** TO DO **
Whenever a line below holds the word "only", copy that line.
╭─ RECORDS PROVIDED
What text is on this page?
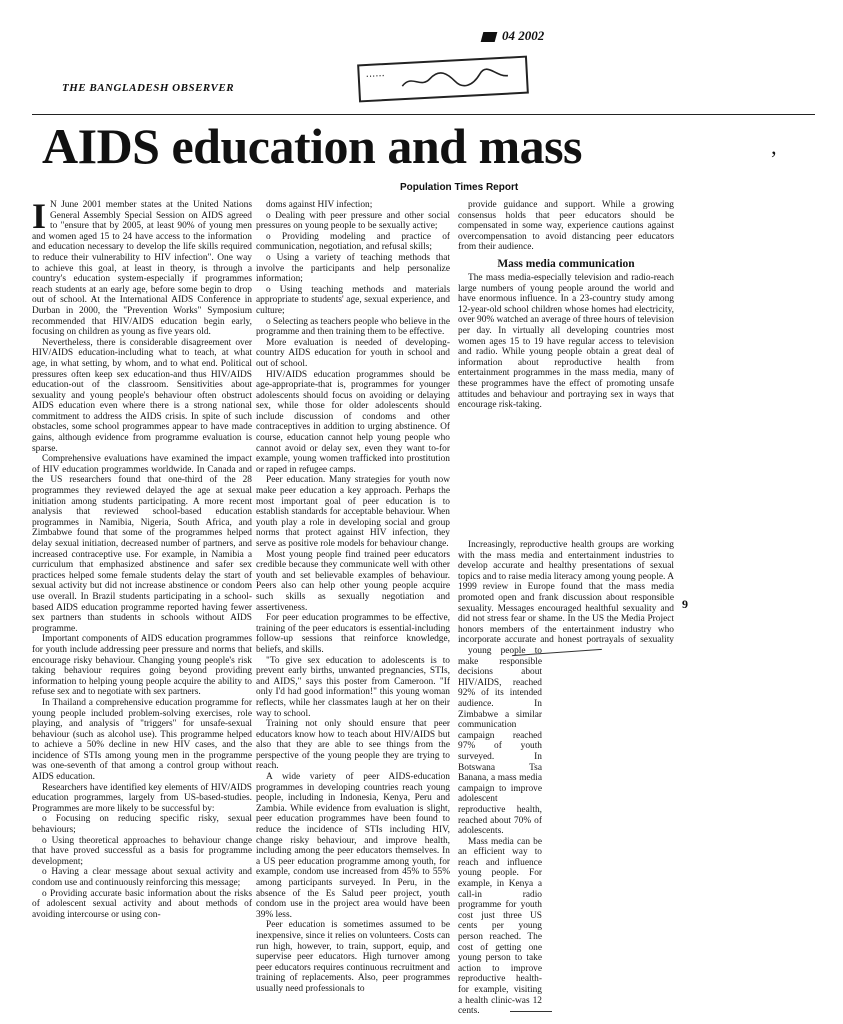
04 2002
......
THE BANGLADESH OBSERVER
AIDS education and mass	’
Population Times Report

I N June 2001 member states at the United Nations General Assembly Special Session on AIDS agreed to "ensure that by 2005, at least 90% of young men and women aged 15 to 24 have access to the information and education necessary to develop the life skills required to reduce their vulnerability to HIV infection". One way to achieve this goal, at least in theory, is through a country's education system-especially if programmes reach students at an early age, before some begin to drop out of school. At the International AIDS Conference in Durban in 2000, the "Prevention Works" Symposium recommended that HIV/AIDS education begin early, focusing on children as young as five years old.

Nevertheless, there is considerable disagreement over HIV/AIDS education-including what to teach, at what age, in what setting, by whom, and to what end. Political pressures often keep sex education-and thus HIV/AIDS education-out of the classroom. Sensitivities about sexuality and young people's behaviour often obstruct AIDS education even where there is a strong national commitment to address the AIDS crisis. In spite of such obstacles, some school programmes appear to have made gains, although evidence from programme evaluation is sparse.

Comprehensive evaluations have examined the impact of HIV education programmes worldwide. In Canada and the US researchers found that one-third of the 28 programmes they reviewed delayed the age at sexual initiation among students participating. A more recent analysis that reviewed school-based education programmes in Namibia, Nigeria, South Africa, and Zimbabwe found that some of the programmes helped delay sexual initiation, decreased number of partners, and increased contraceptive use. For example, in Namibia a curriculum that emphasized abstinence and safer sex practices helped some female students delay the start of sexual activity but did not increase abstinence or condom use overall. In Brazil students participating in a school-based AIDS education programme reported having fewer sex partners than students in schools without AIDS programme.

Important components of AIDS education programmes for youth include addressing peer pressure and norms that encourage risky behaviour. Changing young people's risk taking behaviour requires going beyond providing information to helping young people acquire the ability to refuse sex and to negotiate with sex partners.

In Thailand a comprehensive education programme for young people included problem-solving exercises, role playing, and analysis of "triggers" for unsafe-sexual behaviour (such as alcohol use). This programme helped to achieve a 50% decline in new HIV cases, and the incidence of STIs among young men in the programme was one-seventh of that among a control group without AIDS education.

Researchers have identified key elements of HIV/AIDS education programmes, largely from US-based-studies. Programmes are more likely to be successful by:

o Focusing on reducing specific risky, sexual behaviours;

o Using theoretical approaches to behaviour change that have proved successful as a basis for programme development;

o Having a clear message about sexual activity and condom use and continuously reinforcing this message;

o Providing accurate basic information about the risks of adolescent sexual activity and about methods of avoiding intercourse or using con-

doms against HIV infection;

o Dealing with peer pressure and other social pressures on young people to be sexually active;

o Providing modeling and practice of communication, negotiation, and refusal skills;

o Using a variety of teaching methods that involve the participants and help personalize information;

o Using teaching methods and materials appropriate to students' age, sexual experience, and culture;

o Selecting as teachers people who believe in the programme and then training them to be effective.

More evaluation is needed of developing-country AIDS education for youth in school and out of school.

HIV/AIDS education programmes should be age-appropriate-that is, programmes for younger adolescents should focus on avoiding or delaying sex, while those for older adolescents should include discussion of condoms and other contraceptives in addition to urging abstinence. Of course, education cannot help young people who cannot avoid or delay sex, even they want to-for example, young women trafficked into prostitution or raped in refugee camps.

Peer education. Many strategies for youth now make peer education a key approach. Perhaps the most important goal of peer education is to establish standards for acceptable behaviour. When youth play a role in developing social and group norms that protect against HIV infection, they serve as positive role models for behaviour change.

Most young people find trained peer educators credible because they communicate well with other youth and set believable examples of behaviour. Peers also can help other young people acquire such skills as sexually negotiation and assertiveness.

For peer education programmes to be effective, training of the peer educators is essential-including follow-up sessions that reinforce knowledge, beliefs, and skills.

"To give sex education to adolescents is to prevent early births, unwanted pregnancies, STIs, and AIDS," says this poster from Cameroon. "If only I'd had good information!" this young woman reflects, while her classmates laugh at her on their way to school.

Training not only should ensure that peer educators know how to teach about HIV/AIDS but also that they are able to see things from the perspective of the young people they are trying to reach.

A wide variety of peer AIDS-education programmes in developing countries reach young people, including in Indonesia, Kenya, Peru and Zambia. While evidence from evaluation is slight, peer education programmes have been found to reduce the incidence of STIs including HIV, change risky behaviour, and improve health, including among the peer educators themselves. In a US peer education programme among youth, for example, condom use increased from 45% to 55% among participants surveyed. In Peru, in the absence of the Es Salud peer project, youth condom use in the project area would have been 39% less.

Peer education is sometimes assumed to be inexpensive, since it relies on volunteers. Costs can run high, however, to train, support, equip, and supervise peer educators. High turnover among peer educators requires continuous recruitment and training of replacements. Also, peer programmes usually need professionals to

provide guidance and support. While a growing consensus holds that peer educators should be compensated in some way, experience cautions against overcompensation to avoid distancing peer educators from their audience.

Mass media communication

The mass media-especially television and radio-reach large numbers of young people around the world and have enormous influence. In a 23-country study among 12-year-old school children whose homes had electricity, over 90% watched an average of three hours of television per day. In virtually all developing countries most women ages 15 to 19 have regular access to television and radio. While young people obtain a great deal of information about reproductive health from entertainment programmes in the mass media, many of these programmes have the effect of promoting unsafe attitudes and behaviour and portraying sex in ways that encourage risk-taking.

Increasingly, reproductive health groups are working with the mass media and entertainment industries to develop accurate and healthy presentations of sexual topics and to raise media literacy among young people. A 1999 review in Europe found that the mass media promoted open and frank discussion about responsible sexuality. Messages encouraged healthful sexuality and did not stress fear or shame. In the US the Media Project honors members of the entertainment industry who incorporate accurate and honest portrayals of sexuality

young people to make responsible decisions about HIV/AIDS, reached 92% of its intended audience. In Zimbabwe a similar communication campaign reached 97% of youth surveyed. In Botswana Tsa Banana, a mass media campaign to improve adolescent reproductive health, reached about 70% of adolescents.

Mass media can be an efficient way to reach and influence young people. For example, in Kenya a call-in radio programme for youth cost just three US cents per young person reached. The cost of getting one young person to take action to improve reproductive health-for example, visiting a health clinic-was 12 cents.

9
╰─
╭─ RECORDS PROVIDED
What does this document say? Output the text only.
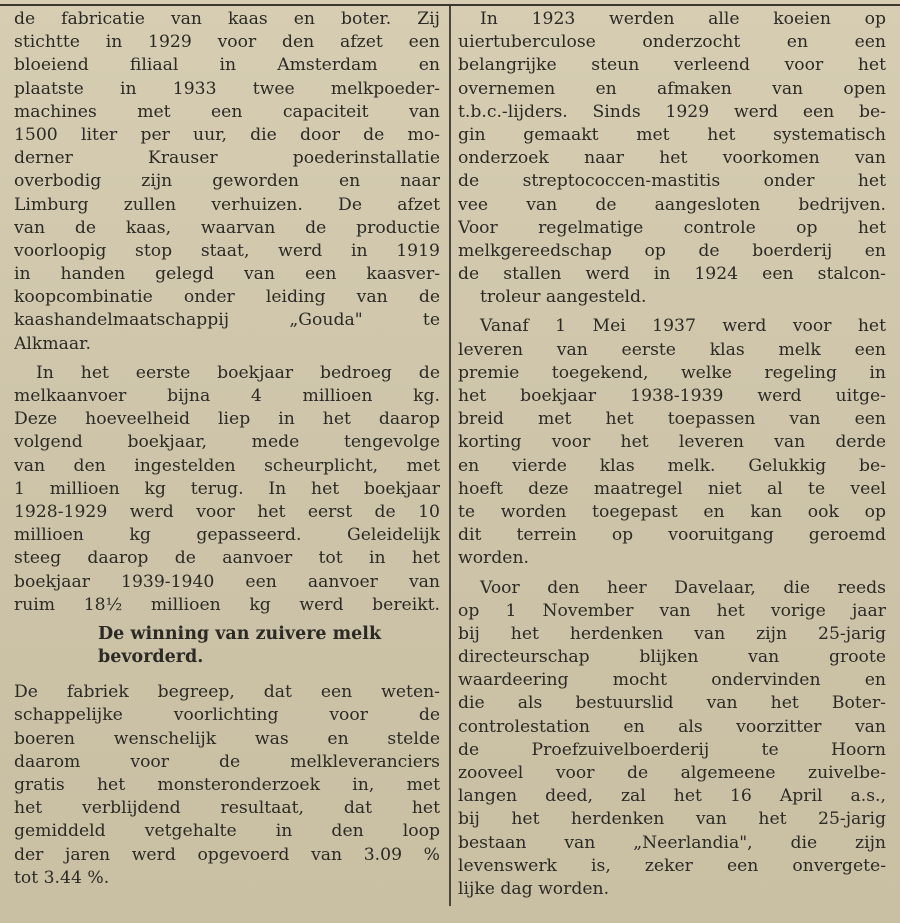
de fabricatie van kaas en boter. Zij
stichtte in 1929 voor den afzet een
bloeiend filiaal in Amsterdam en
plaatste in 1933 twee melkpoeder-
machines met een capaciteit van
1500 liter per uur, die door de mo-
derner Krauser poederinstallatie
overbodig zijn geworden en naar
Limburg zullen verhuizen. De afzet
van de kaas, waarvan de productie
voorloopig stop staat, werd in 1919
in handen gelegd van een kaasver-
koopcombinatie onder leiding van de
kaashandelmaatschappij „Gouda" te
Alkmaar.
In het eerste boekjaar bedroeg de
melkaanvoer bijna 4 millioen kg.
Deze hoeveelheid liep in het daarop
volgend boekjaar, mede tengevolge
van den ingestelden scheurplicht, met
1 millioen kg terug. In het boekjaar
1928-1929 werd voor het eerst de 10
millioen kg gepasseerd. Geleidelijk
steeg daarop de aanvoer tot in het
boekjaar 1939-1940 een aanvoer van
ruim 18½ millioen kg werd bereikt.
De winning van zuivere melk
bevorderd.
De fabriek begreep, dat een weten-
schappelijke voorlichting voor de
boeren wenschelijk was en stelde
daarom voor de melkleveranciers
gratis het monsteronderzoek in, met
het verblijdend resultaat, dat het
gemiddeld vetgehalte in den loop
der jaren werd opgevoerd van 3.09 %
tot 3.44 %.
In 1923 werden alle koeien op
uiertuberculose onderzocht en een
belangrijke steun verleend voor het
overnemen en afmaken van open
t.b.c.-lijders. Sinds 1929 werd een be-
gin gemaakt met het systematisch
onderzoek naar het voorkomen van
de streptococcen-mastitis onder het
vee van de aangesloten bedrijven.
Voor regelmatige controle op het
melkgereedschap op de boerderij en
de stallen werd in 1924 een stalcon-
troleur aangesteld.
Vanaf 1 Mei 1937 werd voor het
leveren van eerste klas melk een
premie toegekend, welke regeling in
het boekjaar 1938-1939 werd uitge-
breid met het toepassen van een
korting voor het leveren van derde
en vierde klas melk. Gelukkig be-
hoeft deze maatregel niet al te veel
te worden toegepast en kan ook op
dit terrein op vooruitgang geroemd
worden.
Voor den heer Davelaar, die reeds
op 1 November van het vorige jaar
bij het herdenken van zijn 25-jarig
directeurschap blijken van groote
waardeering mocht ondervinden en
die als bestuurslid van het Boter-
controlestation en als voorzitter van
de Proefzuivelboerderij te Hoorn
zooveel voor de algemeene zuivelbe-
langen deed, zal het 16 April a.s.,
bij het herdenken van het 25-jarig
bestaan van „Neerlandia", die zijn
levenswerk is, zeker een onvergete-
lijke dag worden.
╰─
** RESPONSE BELOW **
"To give sex education to adolescents is to prevent early births, unwanted pregnancies, STIs, and AIDS," says this poster from Cameroon. "If only I'd had good information!" this young woman reflects, while her classmates laugh at her on their way to school.
Training not only should ensure that peer educators know how to teach about HIV/AIDS but also that they are able to see things from the perspective of the young people they are trying to reach.
What does this document say? Output the text only.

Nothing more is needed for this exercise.